Extract each line containing the string "poliéster".

>> Begin RECORDED DATA

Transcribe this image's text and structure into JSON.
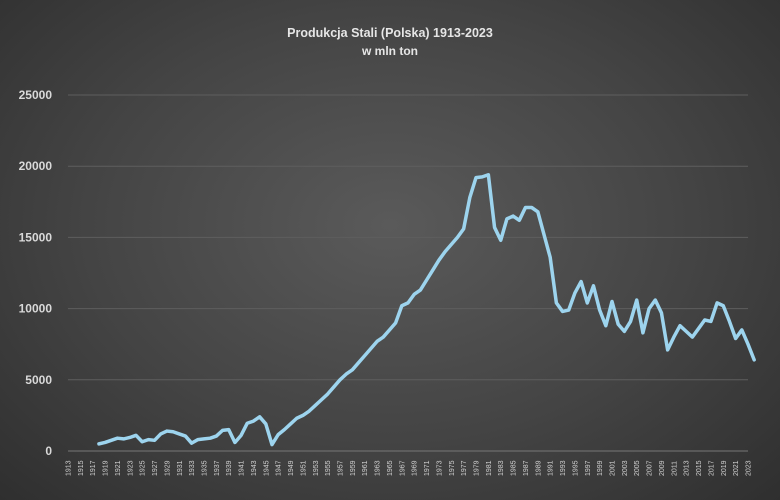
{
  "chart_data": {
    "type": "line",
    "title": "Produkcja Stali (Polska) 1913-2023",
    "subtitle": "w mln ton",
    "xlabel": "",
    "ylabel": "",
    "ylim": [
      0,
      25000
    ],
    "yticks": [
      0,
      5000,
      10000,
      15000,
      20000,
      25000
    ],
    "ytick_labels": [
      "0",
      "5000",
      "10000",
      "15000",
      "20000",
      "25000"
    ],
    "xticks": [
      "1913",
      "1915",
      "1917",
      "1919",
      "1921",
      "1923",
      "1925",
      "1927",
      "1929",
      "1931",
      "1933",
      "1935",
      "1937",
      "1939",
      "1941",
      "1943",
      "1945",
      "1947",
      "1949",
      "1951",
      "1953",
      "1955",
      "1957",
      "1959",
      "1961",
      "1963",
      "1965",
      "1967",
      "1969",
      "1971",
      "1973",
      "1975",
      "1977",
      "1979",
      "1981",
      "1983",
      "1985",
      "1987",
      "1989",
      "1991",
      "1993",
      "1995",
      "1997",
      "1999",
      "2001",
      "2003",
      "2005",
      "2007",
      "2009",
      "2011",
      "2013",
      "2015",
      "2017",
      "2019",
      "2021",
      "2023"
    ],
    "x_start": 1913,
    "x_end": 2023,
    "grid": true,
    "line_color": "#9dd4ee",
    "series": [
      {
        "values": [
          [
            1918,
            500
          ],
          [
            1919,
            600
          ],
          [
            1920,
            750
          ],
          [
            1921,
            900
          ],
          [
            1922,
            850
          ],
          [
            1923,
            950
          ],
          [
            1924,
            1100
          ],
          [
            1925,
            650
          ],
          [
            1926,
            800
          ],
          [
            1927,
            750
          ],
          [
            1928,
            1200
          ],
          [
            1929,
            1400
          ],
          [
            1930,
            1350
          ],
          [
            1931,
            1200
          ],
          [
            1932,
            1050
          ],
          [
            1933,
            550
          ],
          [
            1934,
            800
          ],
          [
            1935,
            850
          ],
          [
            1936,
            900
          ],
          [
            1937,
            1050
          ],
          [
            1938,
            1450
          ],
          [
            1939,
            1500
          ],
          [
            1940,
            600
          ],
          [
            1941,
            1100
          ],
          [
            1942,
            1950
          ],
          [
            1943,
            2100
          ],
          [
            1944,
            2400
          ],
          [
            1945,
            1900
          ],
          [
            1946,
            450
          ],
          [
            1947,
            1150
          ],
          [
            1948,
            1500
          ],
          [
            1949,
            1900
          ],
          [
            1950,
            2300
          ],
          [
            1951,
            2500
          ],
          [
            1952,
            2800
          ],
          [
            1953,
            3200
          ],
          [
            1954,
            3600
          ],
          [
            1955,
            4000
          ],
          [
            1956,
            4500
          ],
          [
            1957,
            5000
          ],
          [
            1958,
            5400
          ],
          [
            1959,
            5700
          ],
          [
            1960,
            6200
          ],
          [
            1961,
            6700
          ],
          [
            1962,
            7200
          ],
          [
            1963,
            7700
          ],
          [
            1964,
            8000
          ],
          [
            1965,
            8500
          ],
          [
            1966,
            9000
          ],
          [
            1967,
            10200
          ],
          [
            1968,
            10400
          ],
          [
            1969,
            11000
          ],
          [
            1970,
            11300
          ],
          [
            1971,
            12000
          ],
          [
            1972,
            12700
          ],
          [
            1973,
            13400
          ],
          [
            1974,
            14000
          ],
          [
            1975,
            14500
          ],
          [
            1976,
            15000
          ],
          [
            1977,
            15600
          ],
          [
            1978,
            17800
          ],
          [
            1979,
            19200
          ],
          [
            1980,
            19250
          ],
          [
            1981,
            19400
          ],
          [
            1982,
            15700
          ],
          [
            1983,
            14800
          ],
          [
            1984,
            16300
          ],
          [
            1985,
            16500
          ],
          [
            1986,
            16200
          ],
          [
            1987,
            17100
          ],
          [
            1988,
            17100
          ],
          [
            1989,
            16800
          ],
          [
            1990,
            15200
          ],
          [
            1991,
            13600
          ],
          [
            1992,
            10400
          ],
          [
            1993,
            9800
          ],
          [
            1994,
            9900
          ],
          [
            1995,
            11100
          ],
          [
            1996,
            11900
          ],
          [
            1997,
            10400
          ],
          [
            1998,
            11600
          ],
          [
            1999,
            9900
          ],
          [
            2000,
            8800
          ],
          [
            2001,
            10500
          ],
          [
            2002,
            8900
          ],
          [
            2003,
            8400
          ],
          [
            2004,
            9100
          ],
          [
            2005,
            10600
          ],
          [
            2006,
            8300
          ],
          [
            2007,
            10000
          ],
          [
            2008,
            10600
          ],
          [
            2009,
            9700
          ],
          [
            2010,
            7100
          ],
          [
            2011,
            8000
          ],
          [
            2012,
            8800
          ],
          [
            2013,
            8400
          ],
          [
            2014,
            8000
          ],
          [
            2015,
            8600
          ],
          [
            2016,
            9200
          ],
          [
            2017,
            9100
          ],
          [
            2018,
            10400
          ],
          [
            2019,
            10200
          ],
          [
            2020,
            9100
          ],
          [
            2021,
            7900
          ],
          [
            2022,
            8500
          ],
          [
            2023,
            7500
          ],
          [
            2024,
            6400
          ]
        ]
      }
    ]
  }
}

>> End RECORDED DATA
>> Begin RECORDED DATA

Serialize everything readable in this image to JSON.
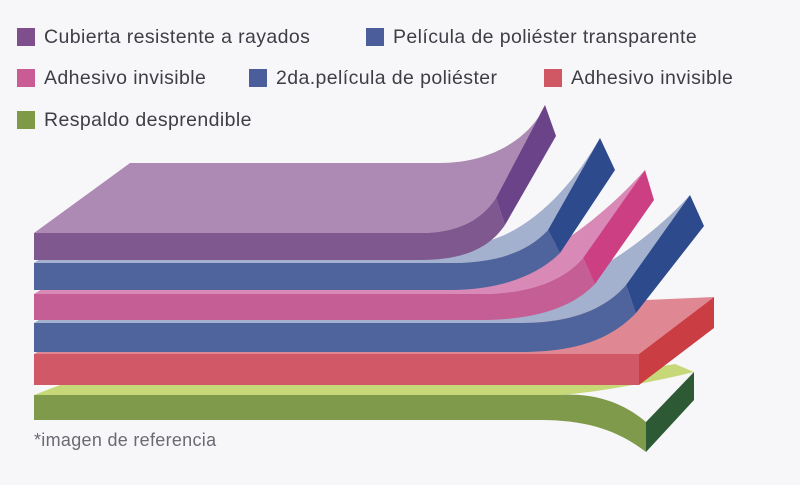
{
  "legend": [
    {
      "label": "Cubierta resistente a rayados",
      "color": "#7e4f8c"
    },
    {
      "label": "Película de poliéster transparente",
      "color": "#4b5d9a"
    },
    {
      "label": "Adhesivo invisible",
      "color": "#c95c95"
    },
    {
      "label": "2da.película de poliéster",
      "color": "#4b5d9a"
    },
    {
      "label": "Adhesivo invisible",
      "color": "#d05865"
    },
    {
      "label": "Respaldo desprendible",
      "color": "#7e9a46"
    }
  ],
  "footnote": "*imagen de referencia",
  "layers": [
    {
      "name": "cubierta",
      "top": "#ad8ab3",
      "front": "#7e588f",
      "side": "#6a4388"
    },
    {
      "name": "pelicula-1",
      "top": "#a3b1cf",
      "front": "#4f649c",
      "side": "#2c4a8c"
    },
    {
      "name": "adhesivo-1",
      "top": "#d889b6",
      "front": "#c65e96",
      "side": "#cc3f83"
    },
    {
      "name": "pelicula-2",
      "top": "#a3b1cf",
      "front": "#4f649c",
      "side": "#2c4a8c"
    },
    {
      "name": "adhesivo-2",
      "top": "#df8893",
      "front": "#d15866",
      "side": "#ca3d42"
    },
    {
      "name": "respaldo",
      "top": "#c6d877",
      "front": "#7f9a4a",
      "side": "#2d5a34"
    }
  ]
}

>> End RECORDED DATA

RESULT OF THIS EXERCISE
      "label": "Película de poliéster transparente",
      "label": "2da.película de poliéster",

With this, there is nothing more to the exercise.